Image region annotations:
╔══
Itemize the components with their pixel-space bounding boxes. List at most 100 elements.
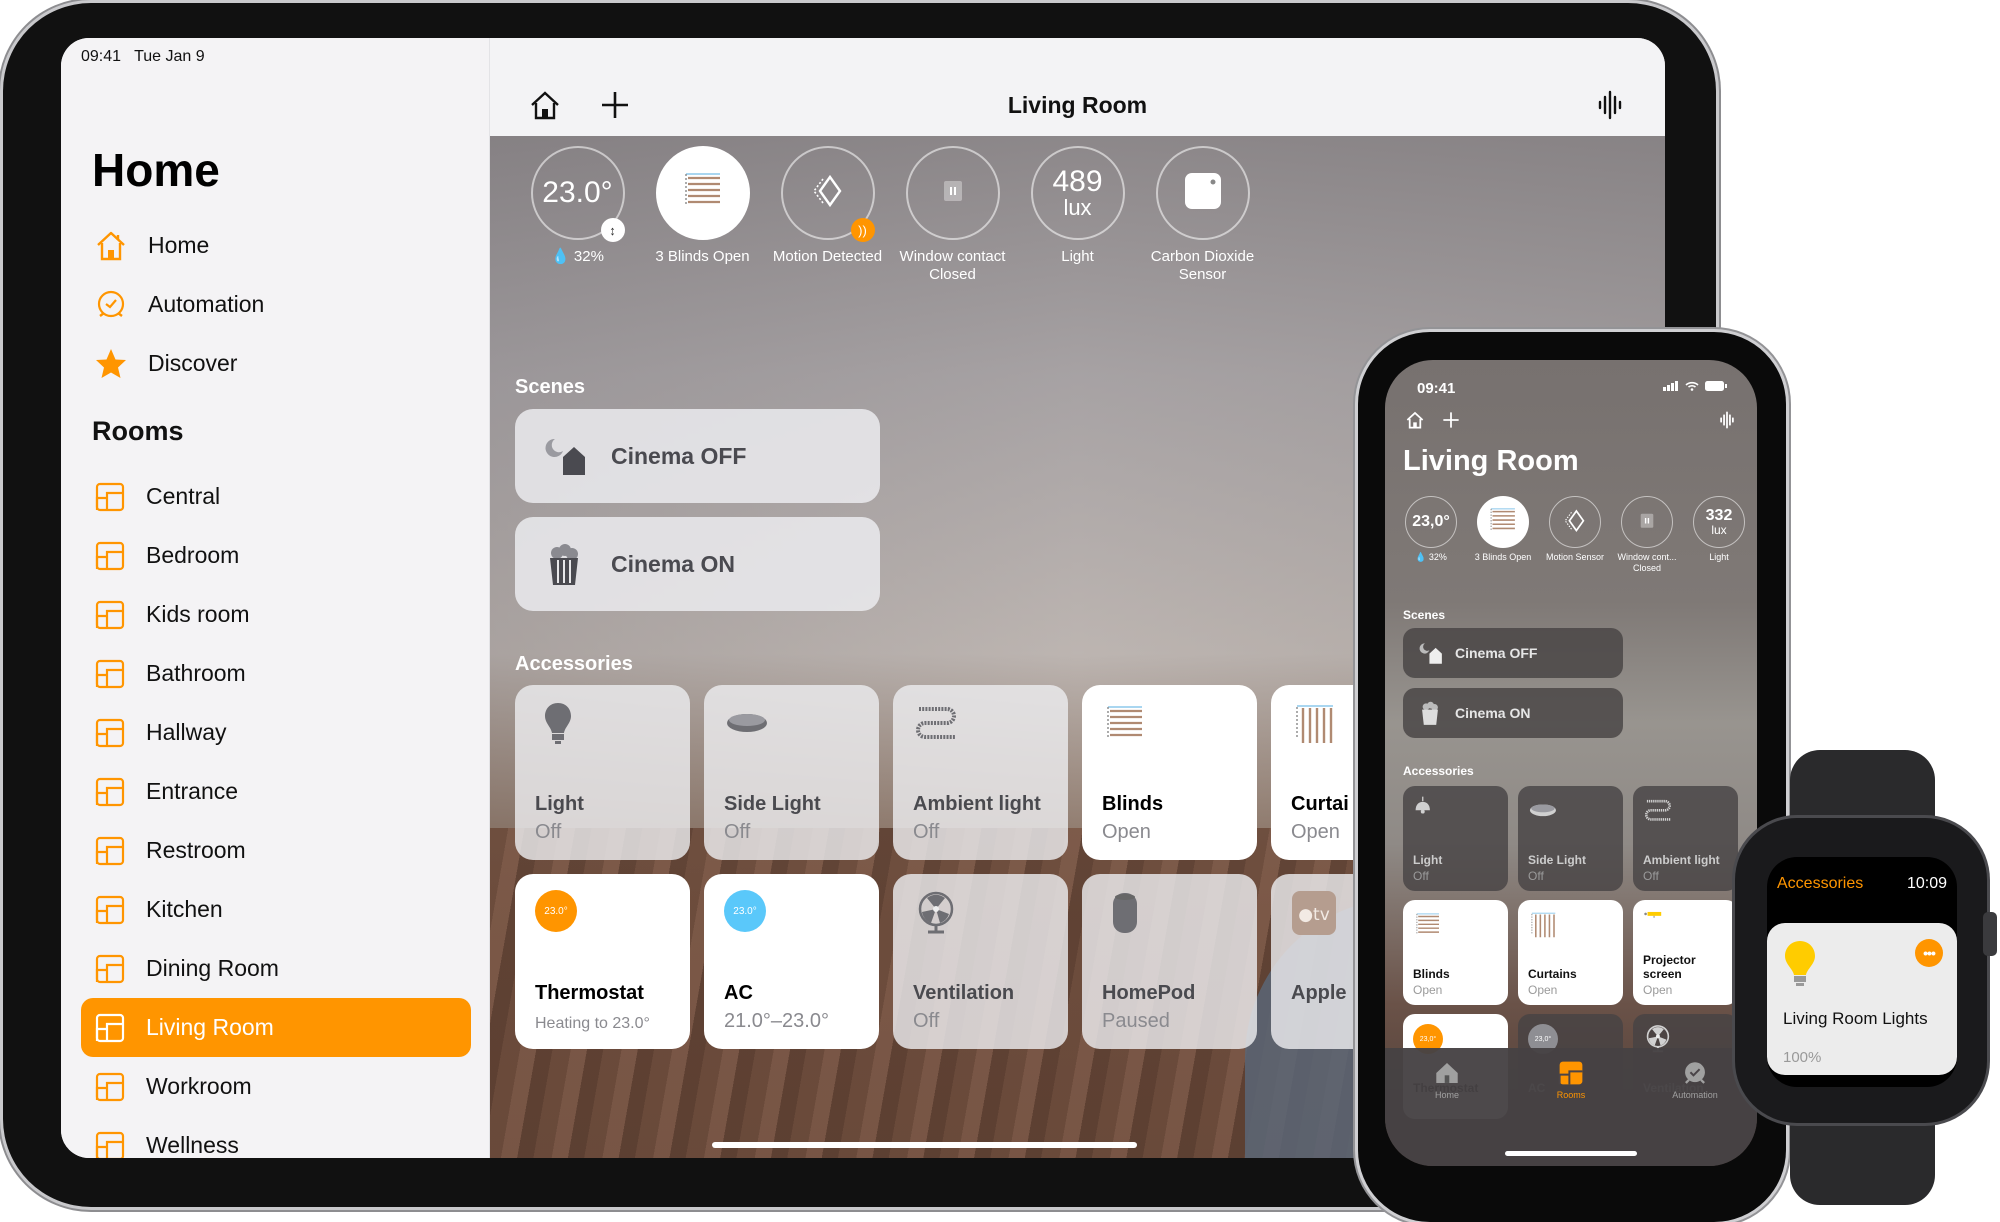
- room-label: Wellness: [146, 1132, 239, 1158]
- tab-label: Home: [1434, 1090, 1459, 1100]
- status-item[interactable]: Motion Sensor: [1539, 496, 1611, 574]
- sidebar-room-kitchen[interactable]: Kitchen: [81, 880, 471, 939]
- house-icon[interactable]: [1405, 410, 1425, 435]
- watch-time: 10:09: [1906, 875, 1947, 892]
- sidebar-item-home[interactable]: Home: [92, 216, 264, 275]
- more-button[interactable]: •••: [1915, 939, 1943, 967]
- sidebar-room-entrance[interactable]: Entrance: [81, 762, 471, 821]
- scene-cinema-off[interactable]: Cinema OFF: [1403, 628, 1623, 678]
- accessory-tile-side-light[interactable]: Side Light Off: [1518, 786, 1623, 891]
- room-icon: [94, 1012, 126, 1044]
- moon-house-icon: [1417, 640, 1443, 666]
- accessory-tile-light[interactable]: Light Off: [1403, 786, 1508, 891]
- status-item[interactable]: Window contact Closed: [890, 146, 1015, 284]
- sidebar-room-wellness[interactable]: Wellness: [81, 1116, 471, 1158]
- status-item[interactable]: 489 lux Light: [1015, 146, 1140, 284]
- accessory-tile-curtains[interactable]: Curtains Open: [1518, 900, 1623, 1005]
- status-item[interactable]: 23,0° 💧 32%: [1395, 496, 1467, 574]
- status-item[interactable]: 332 lux Light: [1683, 496, 1755, 574]
- status-value: 23.0°: [542, 176, 613, 209]
- scene-cinema-on[interactable]: Cinema ON: [1403, 688, 1623, 738]
- room-label: Restroom: [146, 837, 246, 863]
- motion-sensor-icon: [1561, 506, 1589, 538]
- status-item[interactable]: Carbon Dioxide Sensor: [1140, 146, 1265, 284]
- accessory-state: Off: [1413, 869, 1429, 883]
- status-circle: [1621, 496, 1673, 548]
- accessory-tile-light[interactable]: Light Off: [515, 685, 690, 860]
- sidebar-room-dining-room[interactable]: Dining Room: [81, 939, 471, 998]
- accessory-state: Open: [1291, 821, 1340, 843]
- window-contact-icon: [1633, 506, 1661, 538]
- accessory-tile-blinds[interactable]: Blinds Open: [1403, 900, 1508, 1005]
- scene-cinema-on[interactable]: Cinema ON: [515, 517, 880, 611]
- tab-home[interactable]: Home: [1402, 1060, 1492, 1166]
- status-item[interactable]: 3 Blinds Open: [1467, 496, 1539, 574]
- accessory-state: Open: [1413, 983, 1443, 997]
- tab-label: Rooms: [1556, 1090, 1586, 1100]
- status-item[interactable]: 3 Blinds Open: [640, 146, 765, 284]
- accessory-name: Blinds: [1102, 793, 1164, 815]
- sidebar-room-hallway[interactable]: Hallway: [81, 703, 471, 762]
- sidebar-item-discover[interactable]: Discover: [92, 334, 264, 393]
- accessory-name: Living Room Lights: [1783, 1009, 1928, 1028]
- sidebar-room-central[interactable]: Central: [81, 467, 471, 526]
- status-label: Light: [1061, 248, 1094, 265]
- status-item[interactable]: 23.0° ↕ 💧 32%: [515, 146, 640, 284]
- sidebar-room-living-room[interactable]: Living Room: [81, 998, 471, 1057]
- accessory-tile-ambient-light[interactable]: Ambient light Off: [1633, 786, 1738, 891]
- home-indicator[interactable]: [1505, 1151, 1637, 1156]
- accessory-state: Off: [535, 821, 562, 843]
- scene-label: Cinema OFF: [611, 442, 747, 469]
- sidebar-room-bathroom[interactable]: Bathroom: [81, 644, 471, 703]
- sidebar-room-kids-room[interactable]: Kids room: [81, 585, 471, 644]
- waveform-icon[interactable]: [1717, 410, 1737, 435]
- scene-cinema-off[interactable]: Cinema OFF: [515, 409, 880, 503]
- digital-crown[interactable]: [1983, 912, 1997, 956]
- room-label: Kids room: [146, 601, 250, 627]
- rooms-heading: Rooms: [92, 416, 184, 446]
- status-circle: [1549, 496, 1601, 548]
- accessory-tile-ventilation[interactable]: Ventilation Off: [893, 874, 1068, 1049]
- accessory-tile-side-light[interactable]: Side Light Off: [704, 685, 879, 860]
- accessory-state: Paused: [1102, 1010, 1170, 1032]
- rooms-list: Central Bedroom Kids room Bathroom Hallw…: [81, 467, 471, 1158]
- accessory-name: Light: [1413, 853, 1443, 867]
- accessory-tile-ac[interactable]: 23.0° AC 21.0°–23.0°: [704, 874, 879, 1049]
- accessory-name: Apple: [1291, 982, 1347, 1004]
- status-label: 💧 32%: [551, 248, 604, 265]
- bulb-icon: [1783, 939, 1817, 987]
- accessory-tile-ambient-light[interactable]: Ambient light Off: [893, 685, 1068, 860]
- accessories-grid: Light Off Side Light Off Ambient light Off…: [515, 685, 1446, 1049]
- clock-icon: [1682, 1060, 1708, 1086]
- sidebar-nav: Home Automation Discover: [92, 216, 264, 393]
- status-circle: 23.0° ↕: [530, 146, 625, 242]
- status-item[interactable]: )) Motion Detected: [765, 146, 890, 284]
- status-circle: 332 lux: [1693, 496, 1745, 548]
- scene-label: Cinema ON: [611, 550, 735, 577]
- home-indicator[interactable]: [712, 1142, 1137, 1148]
- window-contact-icon: [933, 171, 973, 216]
- accessory-tile-thermostat[interactable]: 23.0° Thermostat Heating to 23.0°: [515, 874, 690, 1049]
- iphone-device: 09:41 Living Room 23,0° 💧 32% 3 Blinds O…: [1358, 332, 1786, 1222]
- accessory-card-living-room-lights[interactable]: ••• Living Room Lights 100%: [1767, 923, 1957, 1075]
- room-icon: [94, 1071, 126, 1103]
- signal-icon: [1663, 380, 1679, 394]
- accessory-tile-blinds[interactable]: Blinds Open: [1082, 685, 1257, 860]
- waveform-icon[interactable]: [1593, 88, 1627, 122]
- sidebar-room-workroom[interactable]: Workroom: [81, 1057, 471, 1116]
- light-strip-icon: [1643, 796, 1671, 821]
- sidebar-item-automation[interactable]: Automation: [92, 275, 264, 334]
- status-circle: [1155, 146, 1250, 240]
- tab-automation[interactable]: Automation: [1650, 1060, 1740, 1166]
- plus-icon[interactable]: [1441, 410, 1461, 435]
- accessory-tile-projector-screen[interactable]: Projector screen Open: [1633, 900, 1738, 1005]
- bulb-icon: [535, 701, 581, 747]
- room-icon: [94, 953, 126, 985]
- accessory-state: Open: [1528, 983, 1558, 997]
- accessory-tile-homepod[interactable]: HomePod Paused: [1082, 874, 1257, 1049]
- projector-screen-icon: [1643, 910, 1663, 930]
- sidebar-room-bedroom[interactable]: Bedroom: [81, 526, 471, 585]
- puck-light-icon: [1528, 796, 1556, 817]
- sidebar-room-restroom[interactable]: Restroom: [81, 821, 471, 880]
- status-item[interactable]: Window cont... Closed: [1611, 496, 1683, 574]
╚══
CHALLENGE:
Copy the rows verbatim, starting at the line containing "- room-label: Wellness: [146, 1132, 239, 1158]" and ending with the line containing "628, 1623, 678]", including both of those lines.

OUTPUT OF THE TASK:
- room-label: Wellness: [146, 1132, 239, 1158]
- tab-label: Home: [1434, 1090, 1459, 1100]
- status-item[interactable]: Motion Sensor: [1539, 496, 1611, 574]
- sidebar-room-kitchen[interactable]: Kitchen: [81, 880, 471, 939]
- house-icon[interactable]: [1405, 410, 1425, 435]
- watch-time: 10:09: [1906, 875, 1947, 892]
- sidebar-item-home[interactable]: Home: [92, 216, 264, 275]
- more-button[interactable]: •••: [1915, 939, 1943, 967]
- sidebar-room-entrance[interactable]: Entrance: [81, 762, 471, 821]
- scene-cinema-off[interactable]: Cinema OFF: [1403, 628, 1623, 678]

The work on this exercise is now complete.